Records shown -
━━━━━━━━━━━━━━━━━━━━

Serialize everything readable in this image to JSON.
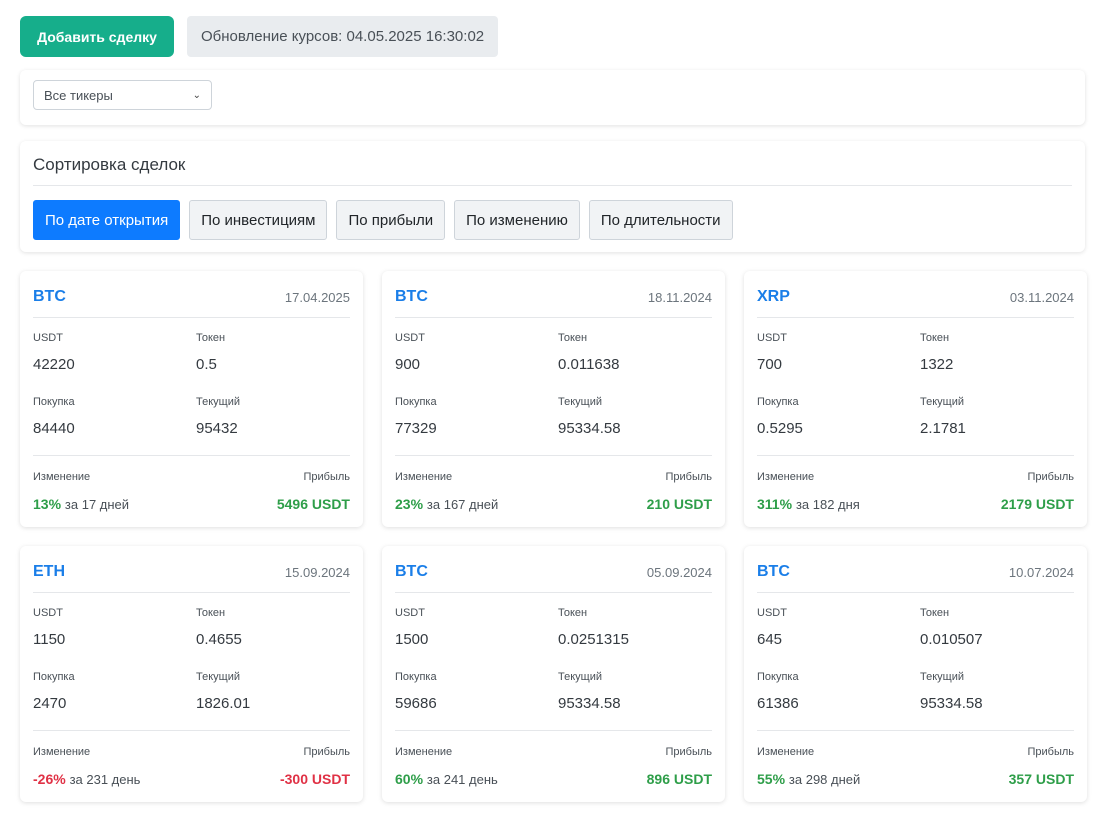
{
  "toolbar": {
    "add_button": "Добавить сделку",
    "rates_update": "Обновление курсов: 04.05.2025 16:30:02"
  },
  "filter": {
    "ticker_select": "Все тикеры"
  },
  "sort": {
    "title": "Сортировка сделок",
    "buttons": [
      "По дате открытия",
      "По инвестициям",
      "По прибыли",
      "По изменению",
      "По длительности"
    ],
    "active": "По дате открытия"
  },
  "labels": {
    "usdt": "USDT",
    "token": "Токен",
    "buy": "Покупка",
    "current": "Текущий",
    "change": "Изменение",
    "profit": "Прибыль"
  },
  "colors": {
    "positive": "#2e9e49",
    "negative": "#e03145",
    "accent": "#0d7bff",
    "add_button": "#16ae8b"
  },
  "deals": [
    {
      "ticker": "BTC",
      "date": "17.04.2025",
      "usdt": "42220",
      "token": "0.5",
      "buy": "84440",
      "current": "95432",
      "change": "13%",
      "duration": "за 17 дней",
      "profit": "5496 USDT",
      "positive": true
    },
    {
      "ticker": "BTC",
      "date": "18.11.2024",
      "usdt": "900",
      "token": "0.011638",
      "buy": "77329",
      "current": "95334.58",
      "change": "23%",
      "duration": "за 167 дней",
      "profit": "210 USDT",
      "positive": true
    },
    {
      "ticker": "XRP",
      "date": "03.11.2024",
      "usdt": "700",
      "token": "1322",
      "buy": "0.5295",
      "current": "2.1781",
      "change": "311%",
      "duration": "за 182 дня",
      "profit": "2179 USDT",
      "positive": true
    },
    {
      "ticker": "ETH",
      "date": "15.09.2024",
      "usdt": "1150",
      "token": "0.4655",
      "buy": "2470",
      "current": "1826.01",
      "change": "-26%",
      "duration": "за 231 день",
      "profit": "-300 USDT",
      "positive": false
    },
    {
      "ticker": "BTC",
      "date": "05.09.2024",
      "usdt": "1500",
      "token": "0.0251315",
      "buy": "59686",
      "current": "95334.58",
      "change": "60%",
      "duration": "за 241 день",
      "profit": "896 USDT",
      "positive": true
    },
    {
      "ticker": "BTC",
      "date": "10.07.2024",
      "usdt": "645",
      "token": "0.010507",
      "buy": "61386",
      "current": "95334.58",
      "change": "55%",
      "duration": "за 298 дней",
      "profit": "357 USDT",
      "positive": true
    }
  ]
}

━━━━━━━━━━━━━━━━━━━━

Exercise instructions - Transcribe the whole listing, character for character, but not its images.

The result -
Serialize everything readable in this image to JSON.
{
  "toolbar": {
    "add_button": "Добавить сделку",
    "rates_update": "Обновление курсов: 04.05.2025 16:30:02"
  },
  "filter": {
    "ticker_select": "Все тикеры"
  },
  "sort": {
    "title": "Сортировка сделок",
    "buttons": [
      "По дате открытия",
      "По инвестициям",
      "По прибыли",
      "По изменению",
      "По длительности"
    ],
    "active": "По дате открытия"
  },
  "labels": {
    "usdt": "USDT",
    "token": "Токен",
    "buy": "Покупка",
    "current": "Текущий",
    "change": "Изменение",
    "profit": "Прибыль"
  },
  "colors": {
    "positive": "#2e9e49",
    "negative": "#e03145",
    "accent": "#0d7bff",
    "add_button": "#16ae8b"
  },
  "deals": [
    {
      "ticker": "BTC",
      "date": "17.04.2025",
      "usdt": "42220",
      "token": "0.5",
      "buy": "84440",
      "current": "95432",
      "change": "13%",
      "duration": "за 17 дней",
      "profit": "5496 USDT",
      "positive": true
    },
    {
      "ticker": "BTC",
      "date": "18.11.2024",
      "usdt": "900",
      "token": "0.011638",
      "buy": "77329",
      "current": "95334.58",
      "change": "23%",
      "duration": "за 167 дней",
      "profit": "210 USDT",
      "positive": true
    },
    {
      "ticker": "XRP",
      "date": "03.11.2024",
      "usdt": "700",
      "token": "1322",
      "buy": "0.5295",
      "current": "2.1781",
      "change": "311%",
      "duration": "за 182 дня",
      "profit": "2179 USDT",
      "positive": true
    },
    {
      "ticker": "ETH",
      "date": "15.09.2024",
      "usdt": "1150",
      "token": "0.4655",
      "buy": "2470",
      "current": "1826.01",
      "change": "-26%",
      "duration": "за 231 день",
      "profit": "-300 USDT",
      "positive": false
    },
    {
      "ticker": "BTC",
      "date": "05.09.2024",
      "usdt": "1500",
      "token": "0.0251315",
      "buy": "59686",
      "current": "95334.58",
      "change": "60%",
      "duration": "за 241 день",
      "profit": "896 USDT",
      "positive": true
    },
    {
      "ticker": "BTC",
      "date": "10.07.2024",
      "usdt": "645",
      "token": "0.010507",
      "buy": "61386",
      "current": "95334.58",
      "change": "55%",
      "duration": "за 298 дней",
      "profit": "357 USDT",
      "positive": true
    }
  ]
}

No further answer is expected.